* Short exercise *
Give every line from the entries that contains "true".

* Extracts from a graphics dataset *
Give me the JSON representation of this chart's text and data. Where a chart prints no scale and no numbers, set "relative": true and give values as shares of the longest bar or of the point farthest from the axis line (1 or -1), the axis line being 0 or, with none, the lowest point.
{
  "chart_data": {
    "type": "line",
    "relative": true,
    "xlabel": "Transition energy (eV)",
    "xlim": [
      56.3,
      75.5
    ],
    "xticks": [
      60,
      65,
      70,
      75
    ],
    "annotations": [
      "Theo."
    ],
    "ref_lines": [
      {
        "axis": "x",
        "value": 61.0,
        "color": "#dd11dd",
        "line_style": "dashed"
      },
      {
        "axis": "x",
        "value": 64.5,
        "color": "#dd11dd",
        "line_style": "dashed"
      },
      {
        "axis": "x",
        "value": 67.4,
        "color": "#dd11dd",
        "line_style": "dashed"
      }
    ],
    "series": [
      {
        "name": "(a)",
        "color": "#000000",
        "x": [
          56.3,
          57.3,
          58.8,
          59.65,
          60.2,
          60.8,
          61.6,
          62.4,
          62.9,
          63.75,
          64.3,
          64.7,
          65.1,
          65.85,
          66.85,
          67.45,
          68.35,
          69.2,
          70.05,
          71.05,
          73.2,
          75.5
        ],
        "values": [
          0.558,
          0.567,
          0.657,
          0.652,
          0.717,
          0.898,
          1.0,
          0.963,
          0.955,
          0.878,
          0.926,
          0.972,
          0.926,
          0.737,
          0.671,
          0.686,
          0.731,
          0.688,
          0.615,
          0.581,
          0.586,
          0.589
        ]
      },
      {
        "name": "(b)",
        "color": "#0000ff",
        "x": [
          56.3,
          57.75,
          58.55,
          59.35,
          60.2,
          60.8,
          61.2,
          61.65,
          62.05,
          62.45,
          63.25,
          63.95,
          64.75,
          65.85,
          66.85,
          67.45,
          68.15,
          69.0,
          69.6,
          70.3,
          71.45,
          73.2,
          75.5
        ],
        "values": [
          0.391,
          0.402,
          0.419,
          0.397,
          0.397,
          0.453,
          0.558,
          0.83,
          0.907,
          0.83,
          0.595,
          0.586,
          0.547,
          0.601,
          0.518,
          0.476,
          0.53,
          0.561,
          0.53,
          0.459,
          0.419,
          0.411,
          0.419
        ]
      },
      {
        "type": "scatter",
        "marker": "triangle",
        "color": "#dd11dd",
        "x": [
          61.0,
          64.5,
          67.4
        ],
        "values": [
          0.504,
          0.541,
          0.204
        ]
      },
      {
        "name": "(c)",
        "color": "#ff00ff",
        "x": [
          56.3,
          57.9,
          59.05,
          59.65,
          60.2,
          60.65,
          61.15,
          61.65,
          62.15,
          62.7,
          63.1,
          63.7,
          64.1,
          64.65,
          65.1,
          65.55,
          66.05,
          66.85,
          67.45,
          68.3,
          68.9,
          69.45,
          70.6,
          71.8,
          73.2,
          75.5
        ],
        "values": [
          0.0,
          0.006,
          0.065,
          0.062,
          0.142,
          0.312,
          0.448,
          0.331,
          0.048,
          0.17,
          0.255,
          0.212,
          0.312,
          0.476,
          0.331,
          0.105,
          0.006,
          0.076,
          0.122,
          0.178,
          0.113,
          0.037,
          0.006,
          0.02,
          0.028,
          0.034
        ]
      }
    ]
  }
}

* Answer below *
Give me the JSON representation of this chart's text and data. Where a chart prints no scale and no numbers, set "relative": true and give values as shares of the longest bar or of the point farthest from the axis line (1 or -1), the axis line being 0 or, with none, the lowest point.
    "relative": true,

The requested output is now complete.